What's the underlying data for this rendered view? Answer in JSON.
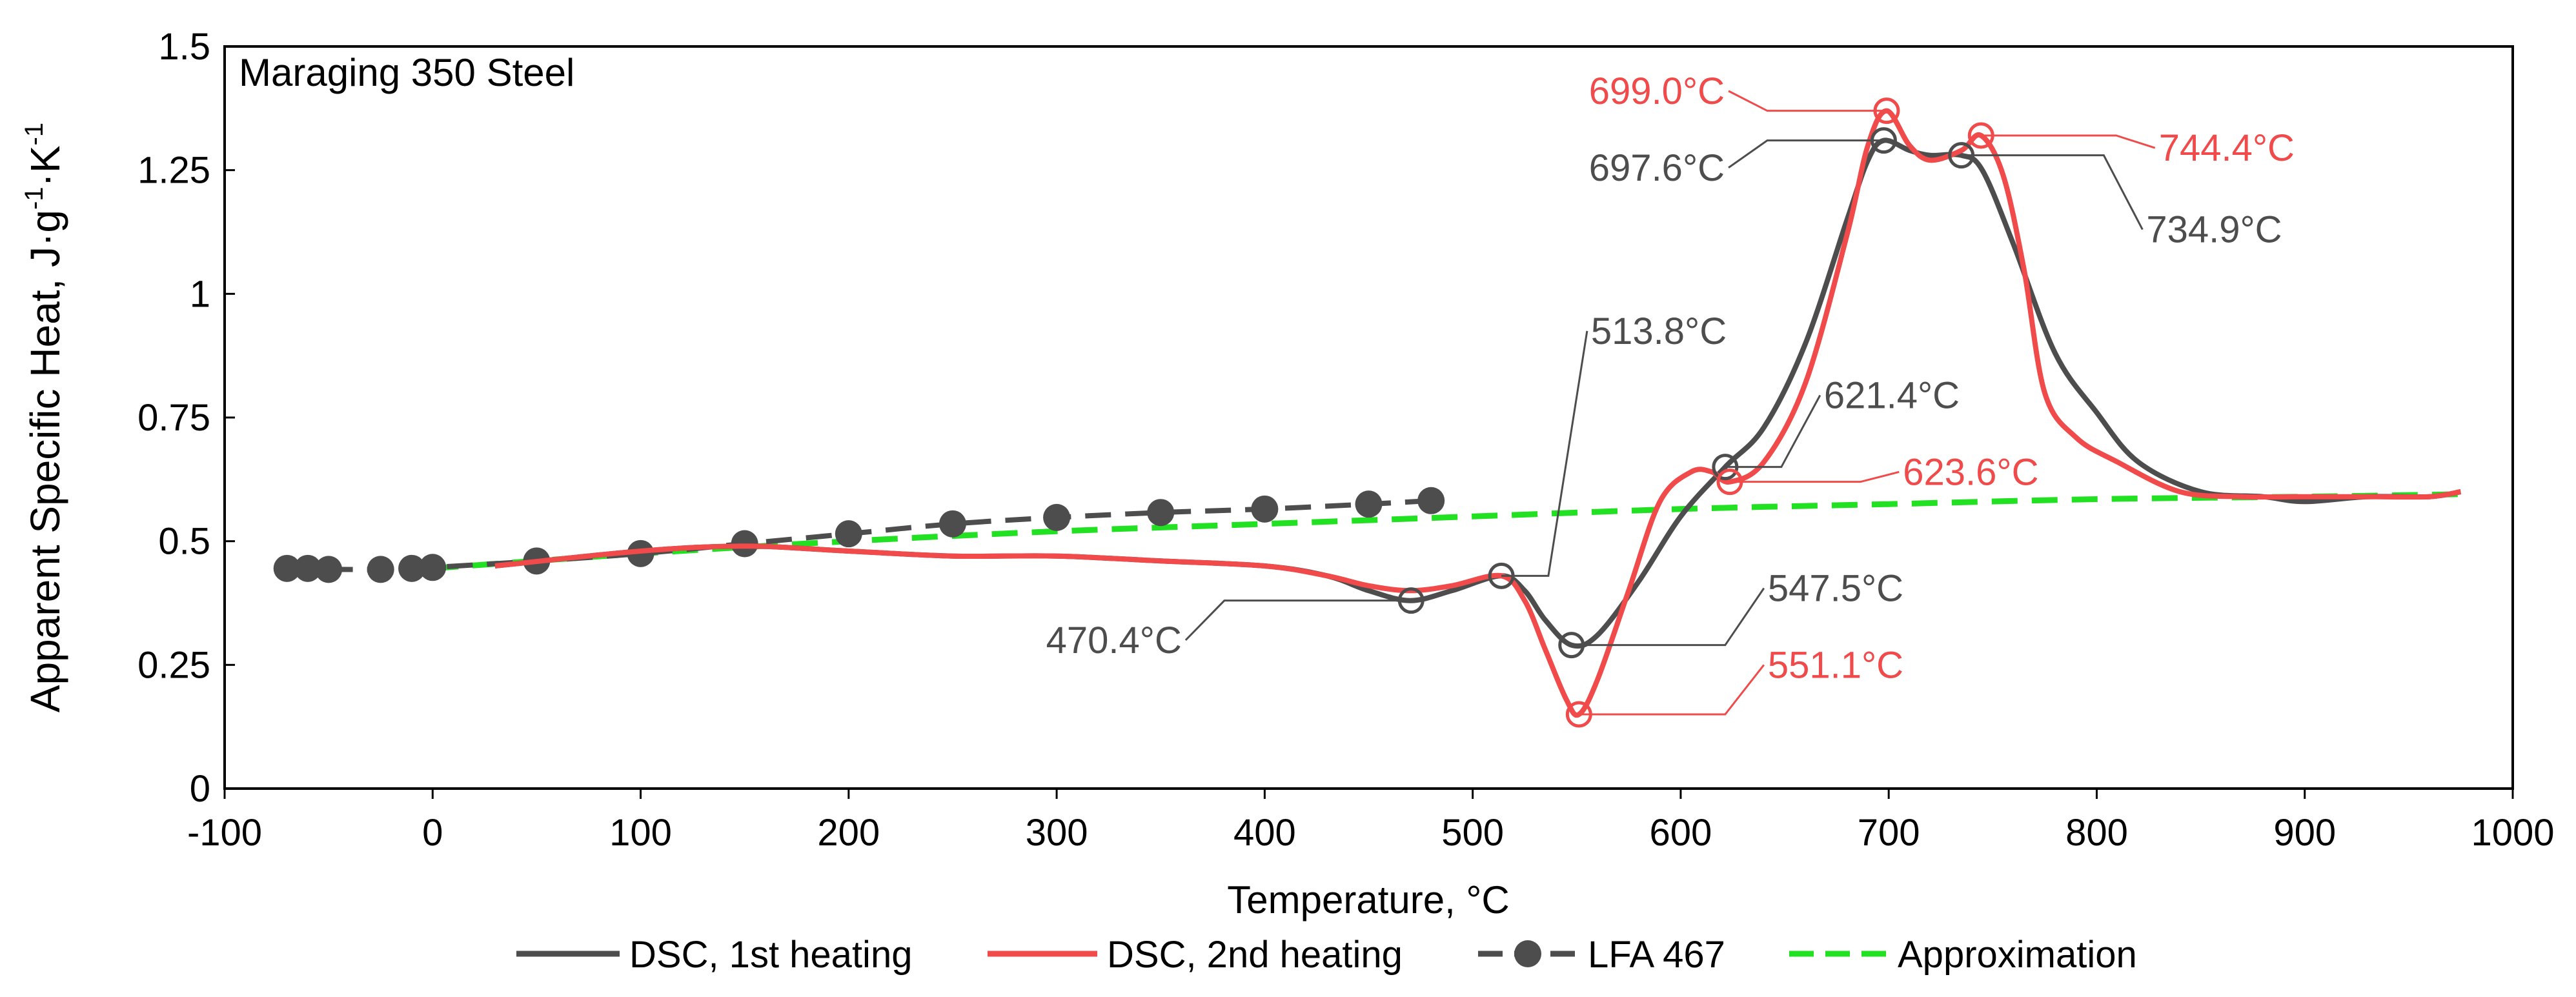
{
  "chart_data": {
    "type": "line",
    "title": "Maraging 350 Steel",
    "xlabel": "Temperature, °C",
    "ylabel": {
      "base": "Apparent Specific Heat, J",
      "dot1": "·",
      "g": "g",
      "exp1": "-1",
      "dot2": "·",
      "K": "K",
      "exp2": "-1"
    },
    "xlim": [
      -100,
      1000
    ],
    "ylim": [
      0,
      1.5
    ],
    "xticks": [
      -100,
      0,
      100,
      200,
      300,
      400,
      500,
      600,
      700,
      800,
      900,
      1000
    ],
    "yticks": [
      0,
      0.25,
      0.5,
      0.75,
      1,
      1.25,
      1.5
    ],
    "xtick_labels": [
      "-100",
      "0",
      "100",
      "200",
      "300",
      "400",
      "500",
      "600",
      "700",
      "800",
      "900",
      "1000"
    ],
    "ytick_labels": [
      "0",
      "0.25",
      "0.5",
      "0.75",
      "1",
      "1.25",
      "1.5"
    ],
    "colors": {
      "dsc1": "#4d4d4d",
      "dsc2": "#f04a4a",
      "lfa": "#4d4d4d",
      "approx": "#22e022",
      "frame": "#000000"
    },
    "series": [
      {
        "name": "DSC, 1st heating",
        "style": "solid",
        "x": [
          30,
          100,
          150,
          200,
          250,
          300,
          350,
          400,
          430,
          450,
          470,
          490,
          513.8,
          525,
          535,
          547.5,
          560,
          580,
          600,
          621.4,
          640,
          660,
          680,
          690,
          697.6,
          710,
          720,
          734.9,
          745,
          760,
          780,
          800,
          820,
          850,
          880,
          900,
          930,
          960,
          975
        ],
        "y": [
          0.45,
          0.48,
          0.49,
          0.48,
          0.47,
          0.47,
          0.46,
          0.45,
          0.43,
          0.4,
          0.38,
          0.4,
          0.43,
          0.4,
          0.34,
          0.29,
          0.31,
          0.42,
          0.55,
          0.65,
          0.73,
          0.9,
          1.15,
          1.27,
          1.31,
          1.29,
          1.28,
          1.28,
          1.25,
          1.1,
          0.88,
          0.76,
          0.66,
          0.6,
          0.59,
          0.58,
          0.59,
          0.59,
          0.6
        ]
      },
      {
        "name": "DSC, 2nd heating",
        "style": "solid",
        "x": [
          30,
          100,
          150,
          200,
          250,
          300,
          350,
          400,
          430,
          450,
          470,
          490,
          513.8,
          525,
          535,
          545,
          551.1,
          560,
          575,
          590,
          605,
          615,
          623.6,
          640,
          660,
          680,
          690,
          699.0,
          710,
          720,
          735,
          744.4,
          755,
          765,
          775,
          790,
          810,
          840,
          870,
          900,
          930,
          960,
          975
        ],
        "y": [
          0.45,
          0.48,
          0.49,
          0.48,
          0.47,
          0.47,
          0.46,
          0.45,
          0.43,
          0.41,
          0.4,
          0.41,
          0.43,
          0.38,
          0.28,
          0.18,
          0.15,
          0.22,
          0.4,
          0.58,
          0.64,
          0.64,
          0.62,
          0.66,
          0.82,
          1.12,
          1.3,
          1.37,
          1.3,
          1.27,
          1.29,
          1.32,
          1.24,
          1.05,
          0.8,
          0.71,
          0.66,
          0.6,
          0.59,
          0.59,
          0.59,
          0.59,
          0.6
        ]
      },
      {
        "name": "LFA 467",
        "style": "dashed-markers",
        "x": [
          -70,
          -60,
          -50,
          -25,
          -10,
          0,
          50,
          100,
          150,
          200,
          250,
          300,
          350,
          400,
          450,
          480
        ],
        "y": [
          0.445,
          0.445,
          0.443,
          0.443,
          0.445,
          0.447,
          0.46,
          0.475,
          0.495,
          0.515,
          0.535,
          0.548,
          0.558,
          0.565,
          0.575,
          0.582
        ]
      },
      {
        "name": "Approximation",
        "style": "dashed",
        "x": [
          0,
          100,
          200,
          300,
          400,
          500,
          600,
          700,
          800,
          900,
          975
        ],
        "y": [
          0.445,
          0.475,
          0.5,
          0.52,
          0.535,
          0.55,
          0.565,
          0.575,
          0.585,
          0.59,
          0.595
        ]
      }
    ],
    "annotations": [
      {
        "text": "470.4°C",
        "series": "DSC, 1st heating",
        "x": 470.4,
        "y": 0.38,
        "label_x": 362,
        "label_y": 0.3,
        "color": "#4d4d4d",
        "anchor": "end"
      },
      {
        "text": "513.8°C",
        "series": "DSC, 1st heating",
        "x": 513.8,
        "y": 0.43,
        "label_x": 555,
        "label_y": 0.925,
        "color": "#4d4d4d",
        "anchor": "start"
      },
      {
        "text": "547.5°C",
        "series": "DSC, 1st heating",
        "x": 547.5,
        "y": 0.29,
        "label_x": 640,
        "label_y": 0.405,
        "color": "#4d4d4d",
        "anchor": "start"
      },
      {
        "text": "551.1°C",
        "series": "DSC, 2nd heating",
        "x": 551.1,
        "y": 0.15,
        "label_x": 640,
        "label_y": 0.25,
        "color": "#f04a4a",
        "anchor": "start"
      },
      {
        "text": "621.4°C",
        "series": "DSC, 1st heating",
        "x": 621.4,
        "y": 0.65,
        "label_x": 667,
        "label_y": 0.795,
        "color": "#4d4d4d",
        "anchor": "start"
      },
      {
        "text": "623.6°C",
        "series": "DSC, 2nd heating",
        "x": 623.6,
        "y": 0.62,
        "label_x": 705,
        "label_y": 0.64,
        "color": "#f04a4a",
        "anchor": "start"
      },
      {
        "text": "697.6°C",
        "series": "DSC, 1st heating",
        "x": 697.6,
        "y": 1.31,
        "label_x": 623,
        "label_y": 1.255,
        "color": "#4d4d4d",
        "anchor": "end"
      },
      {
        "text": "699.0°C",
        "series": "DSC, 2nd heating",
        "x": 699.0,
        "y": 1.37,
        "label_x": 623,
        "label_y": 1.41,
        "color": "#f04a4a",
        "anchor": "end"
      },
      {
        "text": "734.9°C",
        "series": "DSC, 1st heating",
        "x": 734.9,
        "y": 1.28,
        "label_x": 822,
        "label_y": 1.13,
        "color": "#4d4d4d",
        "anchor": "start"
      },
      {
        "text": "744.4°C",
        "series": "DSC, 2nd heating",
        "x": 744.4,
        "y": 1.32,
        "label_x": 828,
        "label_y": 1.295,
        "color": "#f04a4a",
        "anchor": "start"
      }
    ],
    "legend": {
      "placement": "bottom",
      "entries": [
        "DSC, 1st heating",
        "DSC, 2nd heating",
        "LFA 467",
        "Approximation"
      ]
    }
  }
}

##########

== EXERCISE DETAILS ==
Print each record exactly as it stands, leaving the images out.

== SOLUTION ==
What's the underlying data for this rendered view? Answer in JSON.
{
  "chart_data": {
    "type": "line",
    "title": "Maraging 350 Steel",
    "xlabel": "Temperature, °C",
    "ylabel": {
      "base": "Apparent Specific Heat, J",
      "dot1": "·",
      "g": "g",
      "exp1": "-1",
      "dot2": "·",
      "K": "K",
      "exp2": "-1"
    },
    "xlim": [
      -100,
      1000
    ],
    "ylim": [
      0,
      1.5
    ],
    "xticks": [
      -100,
      0,
      100,
      200,
      300,
      400,
      500,
      600,
      700,
      800,
      900,
      1000
    ],
    "yticks": [
      0,
      0.25,
      0.5,
      0.75,
      1,
      1.25,
      1.5
    ],
    "xtick_labels": [
      "-100",
      "0",
      "100",
      "200",
      "300",
      "400",
      "500",
      "600",
      "700",
      "800",
      "900",
      "1000"
    ],
    "ytick_labels": [
      "0",
      "0.25",
      "0.5",
      "0.75",
      "1",
      "1.25",
      "1.5"
    ],
    "colors": {
      "dsc1": "#4d4d4d",
      "dsc2": "#f04a4a",
      "lfa": "#4d4d4d",
      "approx": "#22e022",
      "frame": "#000000"
    },
    "series": [
      {
        "name": "DSC, 1st heating",
        "style": "solid",
        "x": [
          30,
          100,
          150,
          200,
          250,
          300,
          350,
          400,
          430,
          450,
          470,
          490,
          513.8,
          525,
          535,
          547.5,
          560,
          580,
          600,
          621.4,
          640,
          660,
          680,
          690,
          697.6,
          710,
          720,
          734.9,
          745,
          760,
          780,
          800,
          820,
          850,
          880,
          900,
          930,
          960,
          975
        ],
        "y": [
          0.45,
          0.48,
          0.49,
          0.48,
          0.47,
          0.47,
          0.46,
          0.45,
          0.43,
          0.4,
          0.38,
          0.4,
          0.43,
          0.4,
          0.34,
          0.29,
          0.31,
          0.42,
          0.55,
          0.65,
          0.73,
          0.9,
          1.15,
          1.27,
          1.31,
          1.29,
          1.28,
          1.28,
          1.25,
          1.1,
          0.88,
          0.76,
          0.66,
          0.6,
          0.59,
          0.58,
          0.59,
          0.59,
          0.6
        ]
      },
      {
        "name": "DSC, 2nd heating",
        "style": "solid",
        "x": [
          30,
          100,
          150,
          200,
          250,
          300,
          350,
          400,
          430,
          450,
          470,
          490,
          513.8,
          525,
          535,
          545,
          551.1,
          560,
          575,
          590,
          605,
          615,
          623.6,
          640,
          660,
          680,
          690,
          699.0,
          710,
          720,
          735,
          744.4,
          755,
          765,
          775,
          790,
          810,
          840,
          870,
          900,
          930,
          960,
          975
        ],
        "y": [
          0.45,
          0.48,
          0.49,
          0.48,
          0.47,
          0.47,
          0.46,
          0.45,
          0.43,
          0.41,
          0.4,
          0.41,
          0.43,
          0.38,
          0.28,
          0.18,
          0.15,
          0.22,
          0.4,
          0.58,
          0.64,
          0.64,
          0.62,
          0.66,
          0.82,
          1.12,
          1.3,
          1.37,
          1.3,
          1.27,
          1.29,
          1.32,
          1.24,
          1.05,
          0.8,
          0.71,
          0.66,
          0.6,
          0.59,
          0.59,
          0.59,
          0.59,
          0.6
        ]
      },
      {
        "name": "LFA 467",
        "style": "dashed-markers",
        "x": [
          -70,
          -60,
          -50,
          -25,
          -10,
          0,
          50,
          100,
          150,
          200,
          250,
          300,
          350,
          400,
          450,
          480
        ],
        "y": [
          0.445,
          0.445,
          0.443,
          0.443,
          0.445,
          0.447,
          0.46,
          0.475,
          0.495,
          0.515,
          0.535,
          0.548,
          0.558,
          0.565,
          0.575,
          0.582
        ]
      },
      {
        "name": "Approximation",
        "style": "dashed",
        "x": [
          0,
          100,
          200,
          300,
          400,
          500,
          600,
          700,
          800,
          900,
          975
        ],
        "y": [
          0.445,
          0.475,
          0.5,
          0.52,
          0.535,
          0.55,
          0.565,
          0.575,
          0.585,
          0.59,
          0.595
        ]
      }
    ],
    "annotations": [
      {
        "text": "470.4°C",
        "series": "DSC, 1st heating",
        "x": 470.4,
        "y": 0.38,
        "label_x": 362,
        "label_y": 0.3,
        "color": "#4d4d4d",
        "anchor": "end"
      },
      {
        "text": "513.8°C",
        "series": "DSC, 1st heating",
        "x": 513.8,
        "y": 0.43,
        "label_x": 555,
        "label_y": 0.925,
        "color": "#4d4d4d",
        "anchor": "start"
      },
      {
        "text": "547.5°C",
        "series": "DSC, 1st heating",
        "x": 547.5,
        "y": 0.29,
        "label_x": 640,
        "label_y": 0.405,
        "color": "#4d4d4d",
        "anchor": "start"
      },
      {
        "text": "551.1°C",
        "series": "DSC, 2nd heating",
        "x": 551.1,
        "y": 0.15,
        "label_x": 640,
        "label_y": 0.25,
        "color": "#f04a4a",
        "anchor": "start"
      },
      {
        "text": "621.4°C",
        "series": "DSC, 1st heating",
        "x": 621.4,
        "y": 0.65,
        "label_x": 667,
        "label_y": 0.795,
        "color": "#4d4d4d",
        "anchor": "start"
      },
      {
        "text": "623.6°C",
        "series": "DSC, 2nd heating",
        "x": 623.6,
        "y": 0.62,
        "label_x": 705,
        "label_y": 0.64,
        "color": "#f04a4a",
        "anchor": "start"
      },
      {
        "text": "697.6°C",
        "series": "DSC, 1st heating",
        "x": 697.6,
        "y": 1.31,
        "label_x": 623,
        "label_y": 1.255,
        "color": "#4d4d4d",
        "anchor": "end"
      },
      {
        "text": "699.0°C",
        "series": "DSC, 2nd heating",
        "x": 699.0,
        "y": 1.37,
        "label_x": 623,
        "label_y": 1.41,
        "color": "#f04a4a",
        "anchor": "end"
      },
      {
        "text": "734.9°C",
        "series": "DSC, 1st heating",
        "x": 734.9,
        "y": 1.28,
        "label_x": 822,
        "label_y": 1.13,
        "color": "#4d4d4d",
        "anchor": "start"
      },
      {
        "text": "744.4°C",
        "series": "DSC, 2nd heating",
        "x": 744.4,
        "y": 1.32,
        "label_x": 828,
        "label_y": 1.295,
        "color": "#f04a4a",
        "anchor": "start"
      }
    ],
    "legend": {
      "placement": "bottom",
      "entries": [
        "DSC, 1st heating",
        "DSC, 2nd heating",
        "LFA 467",
        "Approximation"
      ]
    }
  }
}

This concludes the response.